## INSTRUCTIONS TO FOLLOW
Output all the data exactly. Pictures do not belong in the copy.

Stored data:
— begin —

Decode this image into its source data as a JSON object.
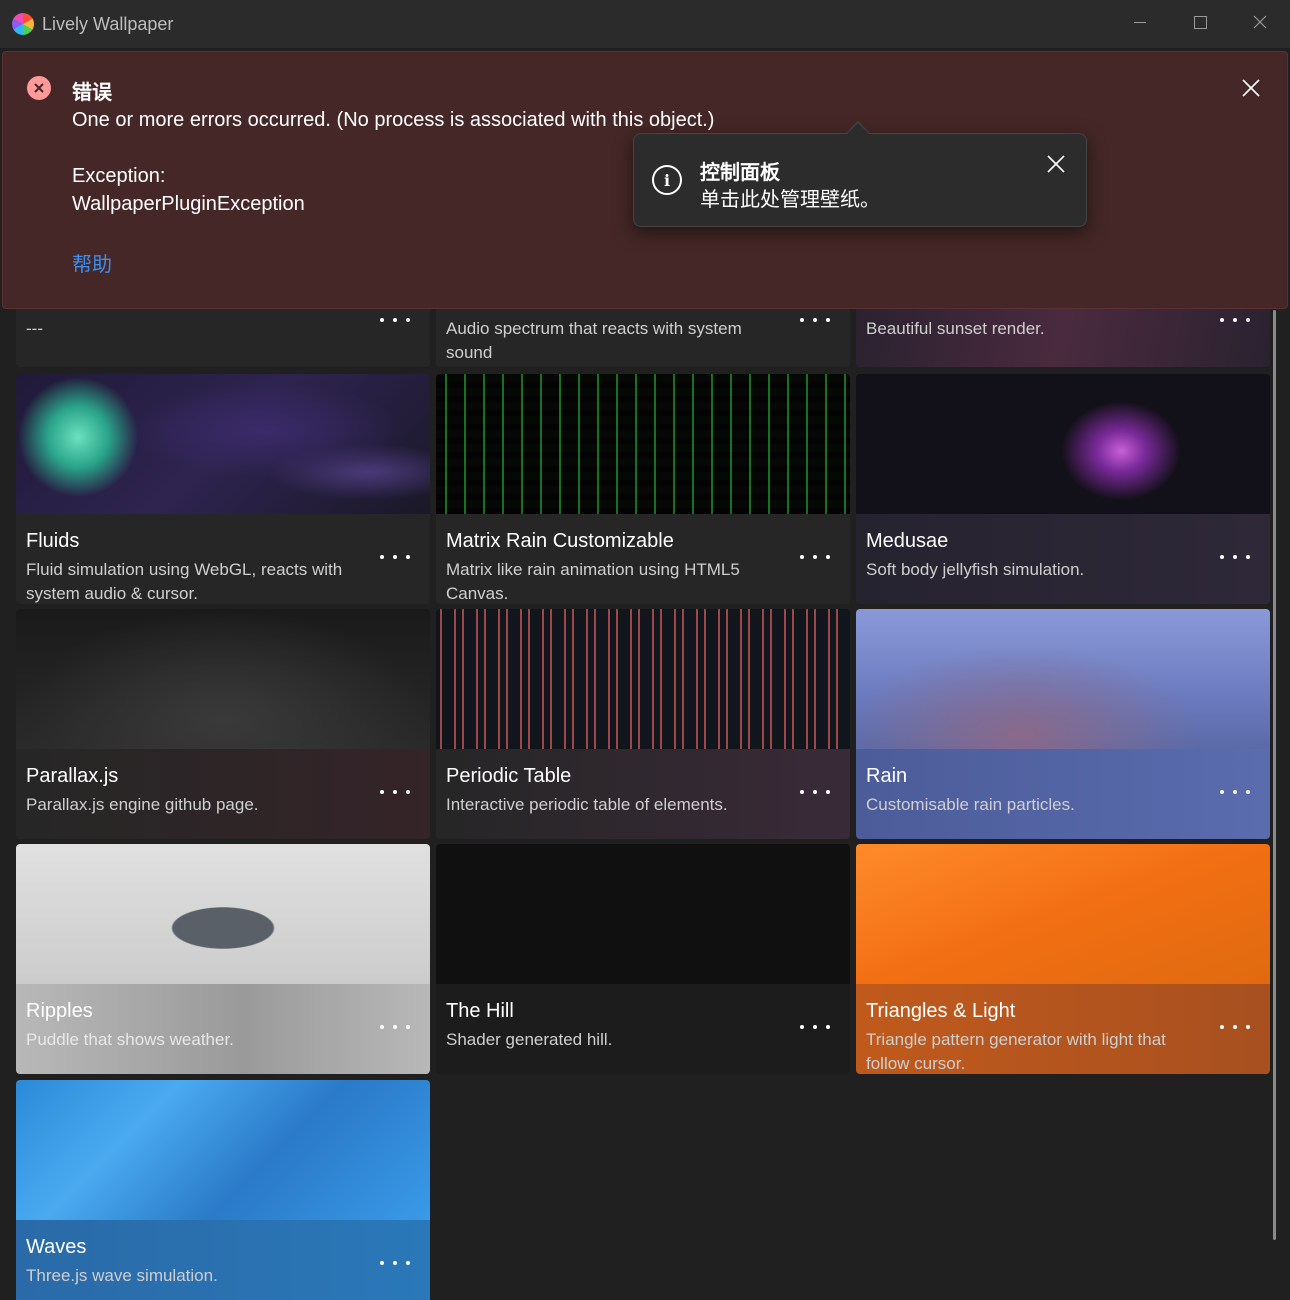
{
  "window": {
    "title": "Lively Wallpaper"
  },
  "error": {
    "title": "错误",
    "message": "One or more errors occurred. (No process is associated with this object.)",
    "exception_label": "Exception:",
    "exception_name": "WallpaperPluginException",
    "help_link": "帮助"
  },
  "tip": {
    "title": "控制面板",
    "subtitle": "单击此处管理壁纸。"
  },
  "partial_cards": [
    {
      "desc": "---"
    },
    {
      "desc": "Audio spectrum that reacts with system sound"
    },
    {
      "desc": "Beautiful sunset render."
    }
  ],
  "cards": [
    {
      "title": "Fluids",
      "desc": "Fluid simulation using WebGL, reacts with system audio & cursor."
    },
    {
      "title": "Matrix Rain Customizable",
      "desc": "Matrix like rain animation using HTML5 Canvas."
    },
    {
      "title": "Medusae",
      "desc": "Soft body jellyfish simulation."
    },
    {
      "title": "Parallax.js",
      "desc": "Parallax.js engine github page."
    },
    {
      "title": "Periodic Table",
      "desc": "Interactive periodic table of elements."
    },
    {
      "title": "Rain",
      "desc": "Customisable rain particles."
    },
    {
      "title": "Ripples",
      "desc": "Puddle that shows weather."
    },
    {
      "title": "The Hill",
      "desc": "Shader generated hill."
    },
    {
      "title": "Triangles & Light",
      "desc": "Triangle pattern generator with light that follow cursor."
    },
    {
      "title": "Waves",
      "desc": "Three.js wave simulation."
    }
  ],
  "colors": {
    "error_bg": "#442726",
    "link": "#3e8ef0",
    "app_bg": "#202020"
  }
}
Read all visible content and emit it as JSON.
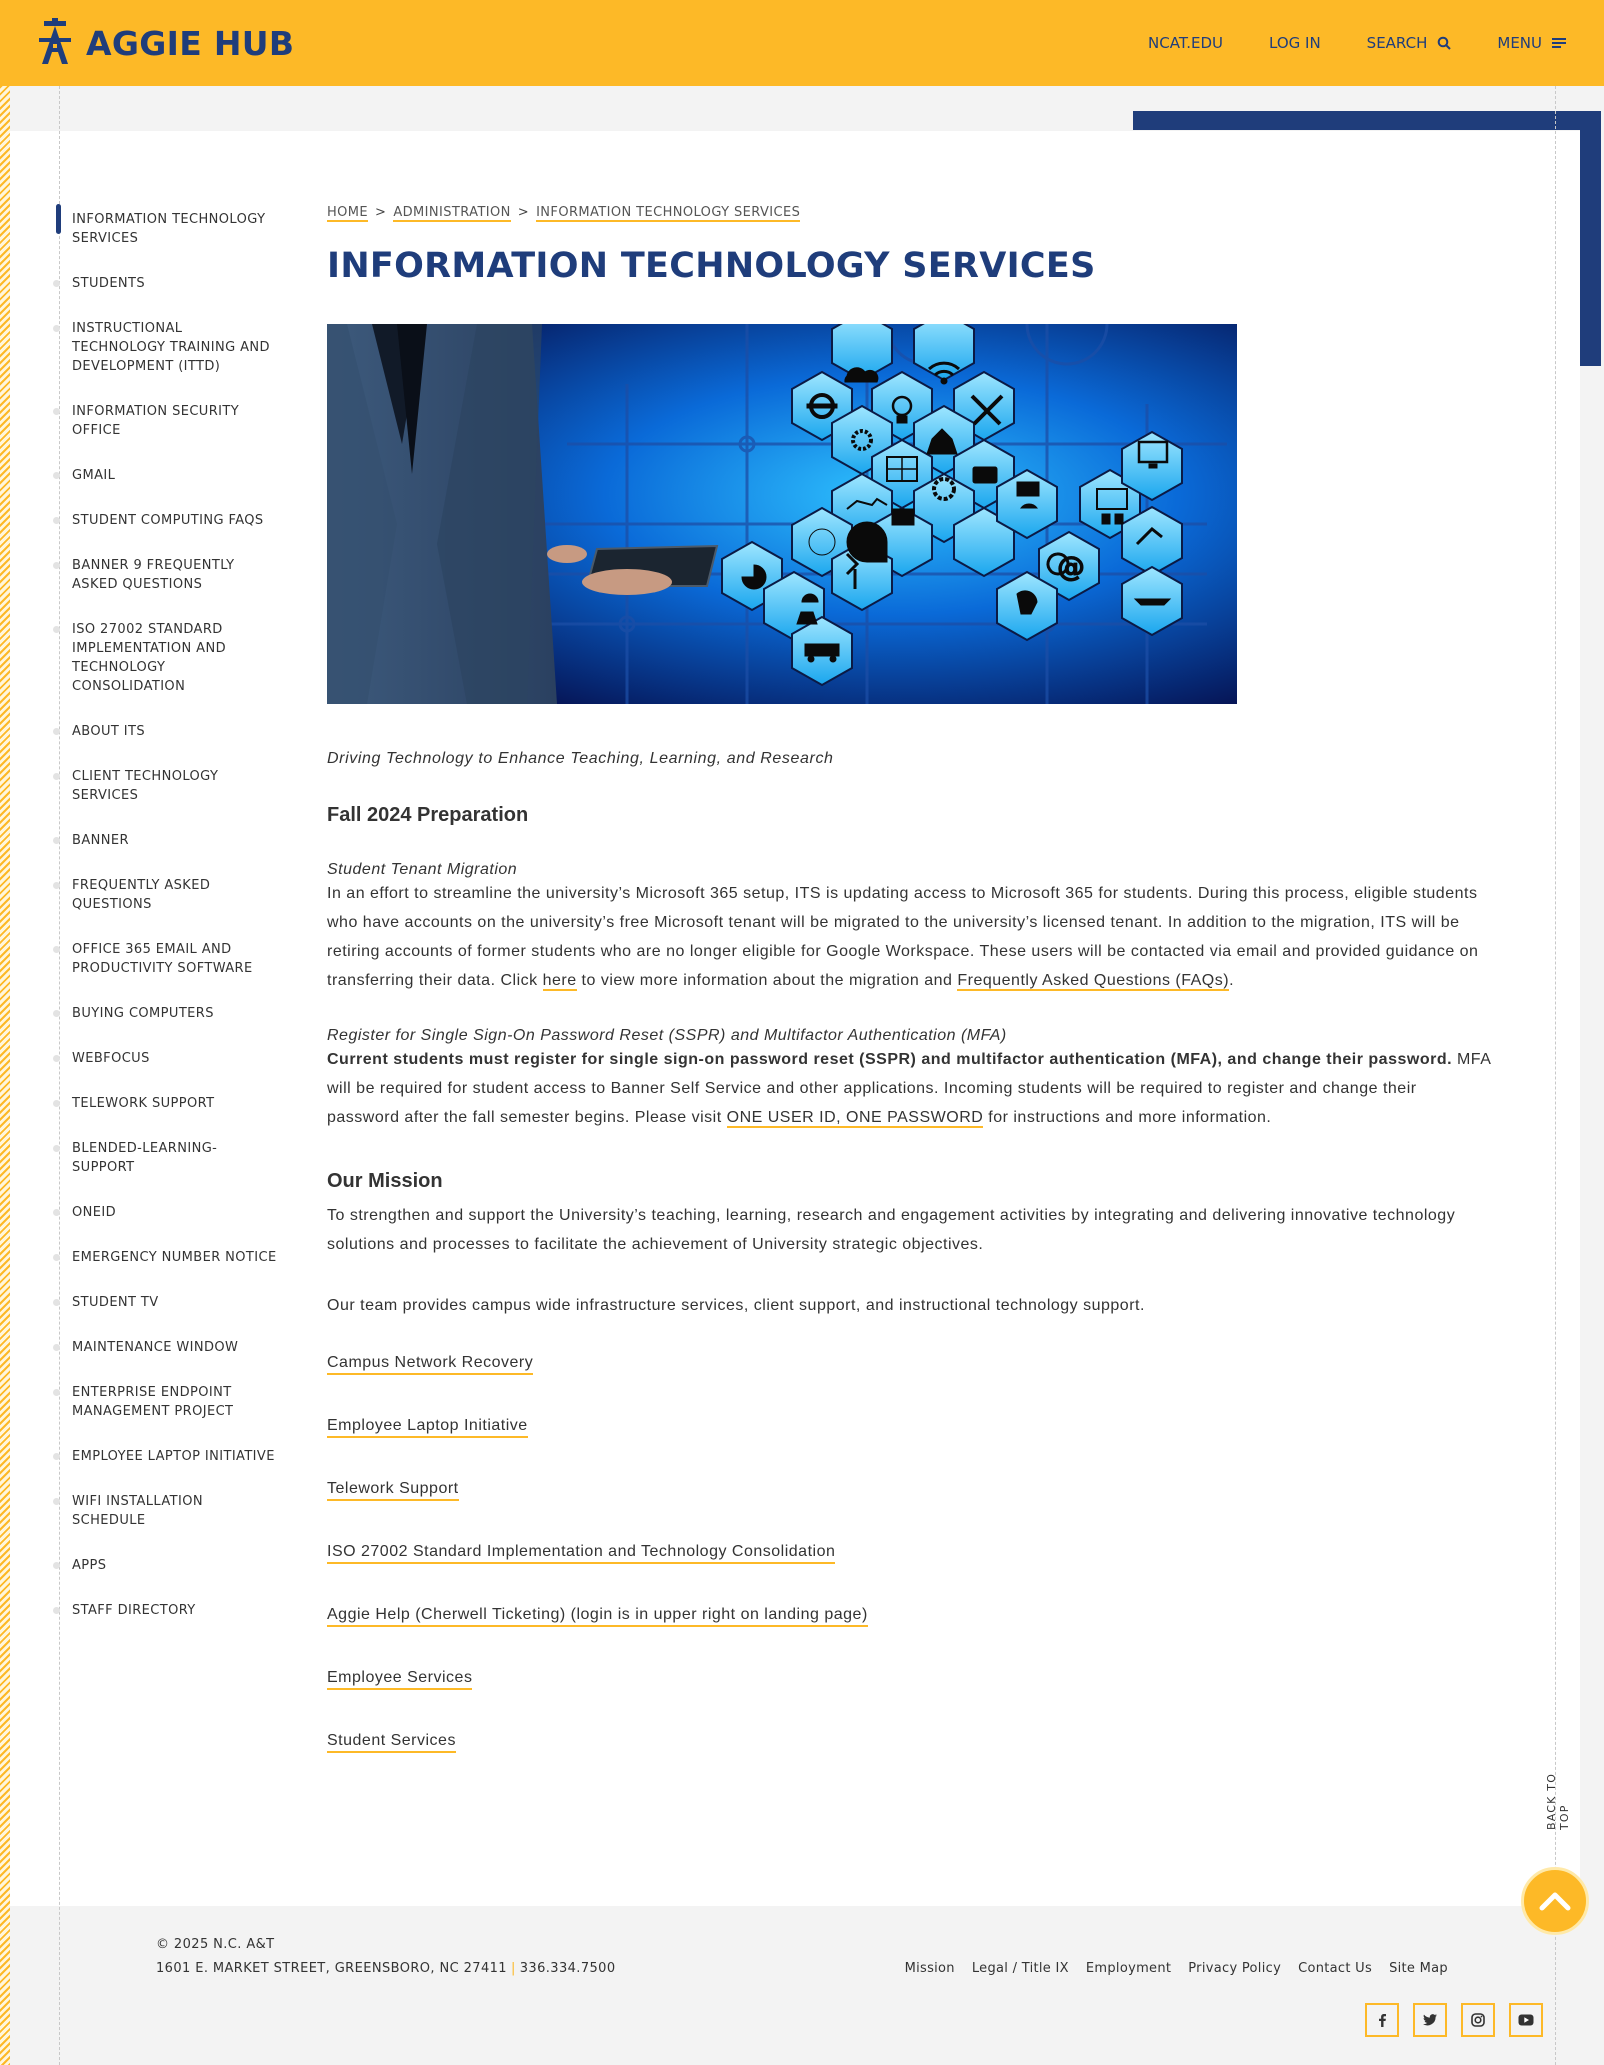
{
  "header": {
    "brand": "AGGIE HUB",
    "nav": {
      "ncat": "NCAT.EDU",
      "login": "LOG IN",
      "search": "SEARCH",
      "menu": "MENU"
    }
  },
  "sidebar": {
    "items": [
      "INFORMATION TECHNOLOGY SERVICES",
      "STUDENTS",
      "INSTRUCTIONAL TECHNOLOGY TRAINING AND DEVELOPMENT (ITTD)",
      "INFORMATION SECURITY OFFICE",
      "GMAIL",
      "STUDENT COMPUTING FAQS",
      "BANNER 9 FREQUENTLY ASKED QUESTIONS",
      "ISO 27002 STANDARD IMPLEMENTATION AND TECHNOLOGY CONSOLIDATION",
      "ABOUT ITS",
      "CLIENT TECHNOLOGY SERVICES",
      "BANNER",
      "FREQUENTLY ASKED QUESTIONS",
      "OFFICE 365 EMAIL AND PRODUCTIVITY SOFTWARE",
      "BUYING COMPUTERS",
      "WEBFOCUS",
      "TELEWORK SUPPORT",
      "BLENDED-LEARNING-SUPPORT",
      "ONEID",
      "EMERGENCY NUMBER NOTICE",
      "STUDENT TV",
      "MAINTENANCE WINDOW",
      "ENTERPRISE ENDPOINT MANAGEMENT PROJECT",
      "EMPLOYEE LAPTOP INITIATIVE",
      "WIFI INSTALLATION SCHEDULE",
      "APPS",
      "STAFF DIRECTORY"
    ]
  },
  "breadcrumb": {
    "home": "HOME",
    "admin": "ADMINISTRATION",
    "current": "INFORMATION TECHNOLOGY SERVICES",
    "sep": ">"
  },
  "main": {
    "title": "INFORMATION TECHNOLOGY SERVICES",
    "tagline": "Driving Technology to Enhance Teaching, Learning, and Research",
    "prep_heading": "Fall 2024 Preparation",
    "tenant": {
      "heading": "Student Tenant Migration",
      "text1": "In an effort to streamline the university’s Microsoft 365 setup, ITS is updating access to Microsoft 365 for students. During this process, eligible students who have accounts on the university’s free Microsoft tenant will be migrated to the university’s licensed tenant. In addition to the migration, ITS will be retiring accounts of former students who are no longer eligible for Google Workspace. These users will be contacted via email and provided guidance on transferring their data. Click ",
      "here_link": "here",
      "text2": " to view more information about the migration and ",
      "faq_link": "Frequently Asked Questions (FAQs)",
      "text3": "."
    },
    "sspr": {
      "heading": "Register for Single Sign-On Password Reset (SSPR) and Multifactor Authentication (MFA)",
      "bold": "Current students must register for single sign-on password reset (SSPR) and multifactor authentication (MFA), and change their password.",
      "text1": " MFA will be required for student access to Banner Self Service and other applications. Incoming students will be required to register and change their password after the fall semester begins. Please visit ",
      "link": "ONE USER ID, ONE PASSWORD",
      "text2": " for instructions and more information."
    },
    "mission_heading": "Our Mission",
    "mission_text": "To strengthen and support the University’s teaching, learning, research and engagement activities by integrating and delivering innovative technology solutions and processes to facilitate the achievement of University strategic objectives.",
    "team_text": "Our team provides campus wide infrastructure services, client support, and instructional technology support.",
    "links": [
      "Campus Network Recovery",
      "Employee Laptop Initiative",
      "Telework Support",
      "ISO 27002 Standard Implementation and Technology Consolidation",
      "Aggie Help (Cherwell Ticketing) (login is in upper right on landing page)",
      "Employee Services",
      "Student Services "
    ]
  },
  "back_to_top": "BACK TO TOP",
  "footer": {
    "copyright": "© 2025 N.C. A&T",
    "address": "1601 E. MARKET STREET, GREENSBORO, NC 27411",
    "divider": "|",
    "phone": "336.334.7500",
    "links": [
      "Mission",
      "Legal / Title IX",
      "Employment",
      "Privacy Policy",
      "Contact Us",
      "Site Map"
    ],
    "social_icons": [
      "facebook-icon",
      "twitter-icon",
      "instagram-icon",
      "youtube-icon"
    ]
  },
  "colors": {
    "gold": "#fdb927",
    "navy": "#1f3d7b"
  }
}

— end —

## ANSWER TO THIS EXERCISE
Decode this image into its source data as a JSON object.
{
  "window": {
    "title": "Lively Wallpaper"
  },
  "error": {
    "title": "错误",
    "message": "One or more errors occurred. (No process is associated with this object.)",
    "exception_label": "Exception:",
    "exception_name": "WallpaperPluginException",
    "help_link": "帮助"
  },
  "tip": {
    "title": "控制面板",
    "subtitle": "单击此处管理壁纸。"
  },
  "partial_cards": [
    {
      "desc": "---"
    },
    {
      "desc": "Audio spectrum that reacts with system sound"
    },
    {
      "desc": "Beautiful sunset render."
    }
  ],
  "cards": [
    {
      "title": "Fluids",
      "desc": "Fluid simulation using WebGL, reacts with system audio & cursor."
    },
    {
      "title": "Matrix Rain Customizable",
      "desc": "Matrix like rain animation using HTML5 Canvas."
    },
    {
      "title": "Medusae",
      "desc": "Soft body jellyfish simulation."
    },
    {
      "title": "Parallax.js",
      "desc": "Parallax.js engine github page."
    },
    {
      "title": "Periodic Table",
      "desc": "Interactive periodic table of elements."
    },
    {
      "title": "Rain",
      "desc": "Customisable rain particles."
    },
    {
      "title": "Ripples",
      "desc": "Puddle that shows weather."
    },
    {
      "title": "The Hill",
      "desc": "Shader generated hill."
    },
    {
      "title": "Triangles & Light",
      "desc": "Triangle pattern generator with light that follow cursor."
    },
    {
      "title": "Waves",
      "desc": "Three.js wave simulation."
    }
  ],
  "colors": {
    "error_bg": "#442726",
    "link": "#3e8ef0",
    "app_bg": "#202020"
  }
}
Read all visible content and emit it as JSON.
{
  "header": {
    "brand": "AGGIE HUB",
    "nav": {
      "ncat": "NCAT.EDU",
      "login": "LOG IN",
      "search": "SEARCH",
      "menu": "MENU"
    }
  },
  "sidebar": {
    "items": [
      "INFORMATION TECHNOLOGY SERVICES",
      "STUDENTS",
      "INSTRUCTIONAL TECHNOLOGY TRAINING AND DEVELOPMENT (ITTD)",
      "INFORMATION SECURITY OFFICE",
      "GMAIL",
      "STUDENT COMPUTING FAQS",
      "BANNER 9 FREQUENTLY ASKED QUESTIONS",
      "ISO 27002 STANDARD IMPLEMENTATION AND TECHNOLOGY CONSOLIDATION",
      "ABOUT ITS",
      "CLIENT TECHNOLOGY SERVICES",
      "BANNER",
      "FREQUENTLY ASKED QUESTIONS",
      "OFFICE 365 EMAIL AND PRODUCTIVITY SOFTWARE",
      "BUYING COMPUTERS",
      "WEBFOCUS",
      "TELEWORK SUPPORT",
      "BLENDED-LEARNING-SUPPORT",
      "ONEID",
      "EMERGENCY NUMBER NOTICE",
      "STUDENT TV",
      "MAINTENANCE WINDOW",
      "ENTERPRISE ENDPOINT MANAGEMENT PROJECT",
      "EMPLOYEE LAPTOP INITIATIVE",
      "WIFI INSTALLATION SCHEDULE",
      "APPS",
      "STAFF DIRECTORY"
    ]
  },
  "breadcrumb": {
    "home": "HOME",
    "admin": "ADMINISTRATION",
    "current": "INFORMATION TECHNOLOGY SERVICES",
    "sep": ">"
  },
  "main": {
    "title": "INFORMATION TECHNOLOGY SERVICES",
    "tagline": "Driving Technology to Enhance Teaching, Learning, and Research",
    "prep_heading": "Fall 2024 Preparation",
    "tenant": {
      "heading": "Student Tenant Migration",
      "text1": "In an effort to streamline the university’s Microsoft 365 setup, ITS is updating access to Microsoft 365 for students. During this process, eligible students who have accounts on the university’s free Microsoft tenant will be migrated to the university’s licensed tenant. In addition to the migration, ITS will be retiring accounts of former students who are no longer eligible for Google Workspace. These users will be contacted via email and provided guidance on transferring their data. Click ",
      "here_link": "here",
      "text2": " to view more information about the migration and ",
      "faq_link": "Frequently Asked Questions (FAQs)",
      "text3": "."
    },
    "sspr": {
      "heading": "Register for Single Sign-On Password Reset (SSPR) and Multifactor Authentication (MFA)",
      "bold": "Current students must register for single sign-on password reset (SSPR) and multifactor authentication (MFA), and change their password.",
      "text1": " MFA will be required for student access to Banner Self Service and other applications. Incoming students will be required to register and change their password after the fall semester begins. Please visit ",
      "link": "ONE USER ID, ONE PASSWORD",
      "text2": " for instructions and more information."
    },
    "mission_heading": "Our Mission",
    "mission_text": "To strengthen and support the University’s teaching, learning, research and engagement activities by integrating and delivering innovative technology solutions and processes to facilitate the achievement of University strategic objectives.",
    "team_text": "Our team provides campus wide infrastructure services, client support, and instructional technology support.",
    "links": [
      "Campus Network Recovery",
      "Employee Laptop Initiative",
      "Telework Support",
      "ISO 27002 Standard Implementation and Technology Consolidation",
      "Aggie Help (Cherwell Ticketing) (login is in upper right on landing page)",
      "Employee Services",
      "Student Services "
    ]
  },
  "back_to_top": "BACK TO TOP",
  "footer": {
    "copyright": "© 2025 N.C. A&T",
    "address": "1601 E. MARKET STREET, GREENSBORO, NC 27411",
    "divider": "|",
    "phone": "336.334.7500",
    "links": [
      "Mission",
      "Legal / Title IX",
      "Employment",
      "Privacy Policy",
      "Contact Us",
      "Site Map"
    ],
    "social_icons": [
      "facebook-icon",
      "twitter-icon",
      "instagram-icon",
      "youtube-icon"
    ]
  },
  "colors": {
    "gold": "#fdb927",
    "navy": "#1f3d7b"
  }
}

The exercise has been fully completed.